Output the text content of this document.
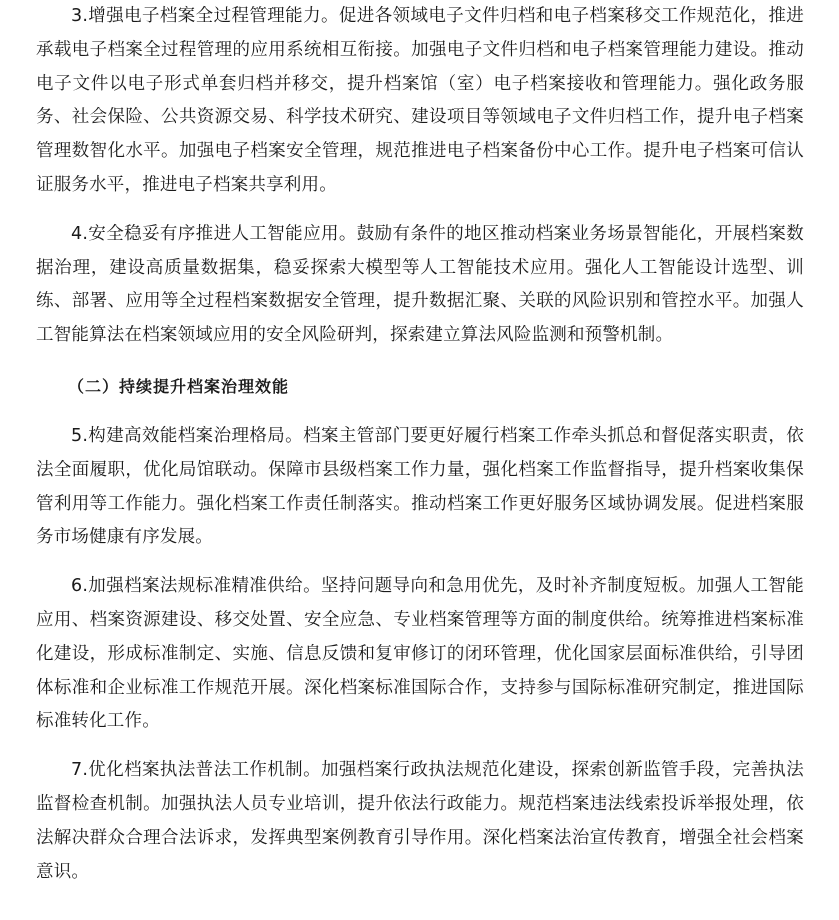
3.增强电子档案全过程管理能力。促进各领域电子文件归档和电子档案移交工作规范化，推进承载电子档案全过程管理的应用系统相互衔接。加强电子文件归档和电子档案管理能力建设。推动电子文件以电子形式单套归档并移交，提升档案馆（室）电子档案接收和管理能力。强化政务服务、社会保险、公共资源交易、科学技术研究、建设项目等领域电子文件归档工作，提升电子档案管理数智化水平。加强电子档案安全管理，规范推进电子档案备份中心工作。提升电子档案可信认证服务水平，推进电子档案共享利用。

4.安全稳妥有序推进人工智能应用。鼓励有条件的地区推动档案业务场景智能化，开展档案数据治理，建设高质量数据集，稳妥探索大模型等人工智能技术应用。强化人工智能设计选型、训练、部署、应用等全过程档案数据安全管理，提升数据汇聚、关联的风险识别和管控水平。加强人工智能算法在档案领域应用的安全风险研判，探索建立算法风险监测和预警机制。

（二）持续提升档案治理效能

5.构建高效能档案治理格局。档案主管部门要更好履行档案工作牵头抓总和督促落实职责，依法全面履职，优化局馆联动。保障市县级档案工作力量，强化档案工作监督指导，提升档案收集保管利用等工作能力。强化档案工作责任制落实。推动档案工作更好服务区域协调发展。促进档案服务市场健康有序发展。

6.加强档案法规标准精准供给。坚持问题导向和急用优先，及时补齐制度短板。加强人工智能应用、档案资源建设、移交处置、安全应急、专业档案管理等方面的制度供给。统筹推进档案标准化建设，形成标准制定、实施、信息反馈和复审修订的闭环管理，优化国家层面标准供给，引导团体标准和企业标准工作规范开展。深化档案标准国际合作，支持参与国际标准研究制定，推进国际标准转化工作。

7.优化档案执法普法工作机制。加强档案行政执法规范化建设，探索创新监管手段，完善执法监督检查机制。加强执法人员专业培训，提升依法行政能力。规范档案违法线索投诉举报处理，依法解决群众合理合法诉求，发挥典型案例教育引导作用。深化档案法治宣传教育，增强全社会档案意识。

**WHAT IS NEEDED**
Reproduce every record above exactly, but leave out the pictures.

**RESPONSE TO THE EXERCISE**
Output the text content of this document.
3.增强电子档案全过程管理能力。促进各领域电子文件归档和电子档案移交工作规范化，推进承载电子档案全过程管理的应用系统相互衔接。加强电子文件归档和电子档案管理能力建设。推动电子文件以电子形式单套归档并移交，提升档案馆（室）电子档案接收和管理能力。强化政务服务、社会保险、公共资源交易、科学技术研究、建设项目等领域电子文件归档工作，提升电子档案管理数智化水平。加强电子档案安全管理，规范推进电子档案备份中心工作。提升电子档案可信认证服务水平，推进电子档案共享利用。

4.安全稳妥有序推进人工智能应用。鼓励有条件的地区推动档案业务场景智能化，开展档案数据治理，建设高质量数据集，稳妥探索大模型等人工智能技术应用。强化人工智能设计选型、训练、部署、应用等全过程档案数据安全管理，提升数据汇聚、关联的风险识别和管控水平。加强人工智能算法在档案领域应用的安全风险研判，探索建立算法风险监测和预警机制。

（二）持续提升档案治理效能

5.构建高效能档案治理格局。档案主管部门要更好履行档案工作牵头抓总和督促落实职责，依法全面履职，优化局馆联动。保障市县级档案工作力量，强化档案工作监督指导，提升档案收集保管利用等工作能力。强化档案工作责任制落实。推动档案工作更好服务区域协调发展。促进档案服务市场健康有序发展。

6.加强档案法规标准精准供给。坚持问题导向和急用优先，及时补齐制度短板。加强人工智能应用、档案资源建设、移交处置、安全应急、专业档案管理等方面的制度供给。统筹推进档案标准化建设，形成标准制定、实施、信息反馈和复审修订的闭环管理，优化国家层面标准供给，引导团体标准和企业标准工作规范开展。深化档案标准国际合作，支持参与国际标准研究制定，推进国际标准转化工作。

7.优化档案执法普法工作机制。加强档案行政执法规范化建设，探索创新监管手段，完善执法监督检查机制。加强执法人员专业培训，提升依法行政能力。规范档案违法线索投诉举报处理，依法解决群众合理合法诉求，发挥典型案例教育引导作用。深化档案法治宣传教育，增强全社会档案意识。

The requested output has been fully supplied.